→ Task to complete
Check every line below for the string "यमहर", and copy the lines that contain it.

→ Raw data
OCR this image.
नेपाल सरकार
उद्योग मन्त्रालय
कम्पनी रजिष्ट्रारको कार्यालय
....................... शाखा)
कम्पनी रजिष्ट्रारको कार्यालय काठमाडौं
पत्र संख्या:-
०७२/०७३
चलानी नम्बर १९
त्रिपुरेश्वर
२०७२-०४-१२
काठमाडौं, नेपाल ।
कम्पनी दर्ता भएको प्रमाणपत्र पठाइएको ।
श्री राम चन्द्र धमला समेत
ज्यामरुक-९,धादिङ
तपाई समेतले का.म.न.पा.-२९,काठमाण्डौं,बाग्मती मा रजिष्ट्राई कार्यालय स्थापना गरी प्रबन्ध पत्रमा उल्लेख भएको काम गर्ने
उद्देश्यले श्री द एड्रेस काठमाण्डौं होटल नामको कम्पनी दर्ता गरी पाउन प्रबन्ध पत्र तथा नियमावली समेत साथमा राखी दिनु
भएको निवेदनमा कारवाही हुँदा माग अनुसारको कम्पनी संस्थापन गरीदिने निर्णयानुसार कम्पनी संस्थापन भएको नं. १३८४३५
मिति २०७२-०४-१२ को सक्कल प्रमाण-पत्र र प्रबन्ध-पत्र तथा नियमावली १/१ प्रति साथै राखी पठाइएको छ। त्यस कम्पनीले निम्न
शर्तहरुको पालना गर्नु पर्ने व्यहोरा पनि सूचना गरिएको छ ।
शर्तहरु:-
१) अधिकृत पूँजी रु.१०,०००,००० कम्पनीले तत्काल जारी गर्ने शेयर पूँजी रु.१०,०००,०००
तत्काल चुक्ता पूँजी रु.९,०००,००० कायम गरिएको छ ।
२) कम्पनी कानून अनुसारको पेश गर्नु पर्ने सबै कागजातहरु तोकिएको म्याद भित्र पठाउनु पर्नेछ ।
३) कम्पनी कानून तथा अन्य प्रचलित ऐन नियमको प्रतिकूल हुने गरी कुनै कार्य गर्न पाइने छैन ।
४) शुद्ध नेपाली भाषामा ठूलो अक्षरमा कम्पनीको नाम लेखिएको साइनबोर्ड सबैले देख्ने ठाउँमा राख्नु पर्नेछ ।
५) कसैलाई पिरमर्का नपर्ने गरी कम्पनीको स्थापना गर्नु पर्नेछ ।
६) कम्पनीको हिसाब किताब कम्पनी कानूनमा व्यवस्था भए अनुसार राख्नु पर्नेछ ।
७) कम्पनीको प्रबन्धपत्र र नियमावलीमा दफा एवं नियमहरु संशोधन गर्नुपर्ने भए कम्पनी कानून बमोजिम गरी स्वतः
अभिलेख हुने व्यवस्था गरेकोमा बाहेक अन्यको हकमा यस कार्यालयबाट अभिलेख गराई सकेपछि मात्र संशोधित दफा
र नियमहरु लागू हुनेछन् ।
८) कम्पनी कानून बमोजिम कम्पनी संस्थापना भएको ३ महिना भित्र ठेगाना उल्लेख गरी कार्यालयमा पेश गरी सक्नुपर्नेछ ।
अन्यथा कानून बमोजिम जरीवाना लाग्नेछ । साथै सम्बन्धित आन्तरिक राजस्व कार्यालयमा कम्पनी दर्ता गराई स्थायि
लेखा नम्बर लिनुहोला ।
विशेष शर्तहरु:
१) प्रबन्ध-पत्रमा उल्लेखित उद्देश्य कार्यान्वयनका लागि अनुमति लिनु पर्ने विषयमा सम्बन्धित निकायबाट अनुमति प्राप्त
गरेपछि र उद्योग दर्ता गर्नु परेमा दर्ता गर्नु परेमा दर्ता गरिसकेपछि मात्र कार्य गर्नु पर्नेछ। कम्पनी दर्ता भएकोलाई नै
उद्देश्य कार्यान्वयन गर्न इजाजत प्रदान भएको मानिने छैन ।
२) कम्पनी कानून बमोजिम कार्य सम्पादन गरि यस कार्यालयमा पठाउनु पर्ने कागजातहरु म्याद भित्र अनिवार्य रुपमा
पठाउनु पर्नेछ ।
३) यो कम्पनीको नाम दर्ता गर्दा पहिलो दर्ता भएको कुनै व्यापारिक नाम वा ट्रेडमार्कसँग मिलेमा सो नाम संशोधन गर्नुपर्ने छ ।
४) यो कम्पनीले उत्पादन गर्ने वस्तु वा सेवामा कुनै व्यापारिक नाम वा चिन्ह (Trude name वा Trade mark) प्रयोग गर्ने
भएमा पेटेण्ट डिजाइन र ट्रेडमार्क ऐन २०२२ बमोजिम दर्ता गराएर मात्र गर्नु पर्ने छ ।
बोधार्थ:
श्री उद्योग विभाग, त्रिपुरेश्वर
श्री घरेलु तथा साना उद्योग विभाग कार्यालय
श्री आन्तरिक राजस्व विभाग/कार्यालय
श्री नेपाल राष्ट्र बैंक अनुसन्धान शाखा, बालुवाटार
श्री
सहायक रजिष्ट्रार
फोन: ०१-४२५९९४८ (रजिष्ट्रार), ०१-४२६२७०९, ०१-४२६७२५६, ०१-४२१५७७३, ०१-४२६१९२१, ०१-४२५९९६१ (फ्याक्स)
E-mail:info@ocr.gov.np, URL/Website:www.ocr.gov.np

→ Solution to this problem
७) कम्पनीको प्रबन्धपत्र र नियमावलीमा दफा एवं नियमहरु संशोधन गर्नुपर्ने भए कम्पनी कानून बमोजिम गरी स्वतः
र नियमहरु लागू हुनेछन् ।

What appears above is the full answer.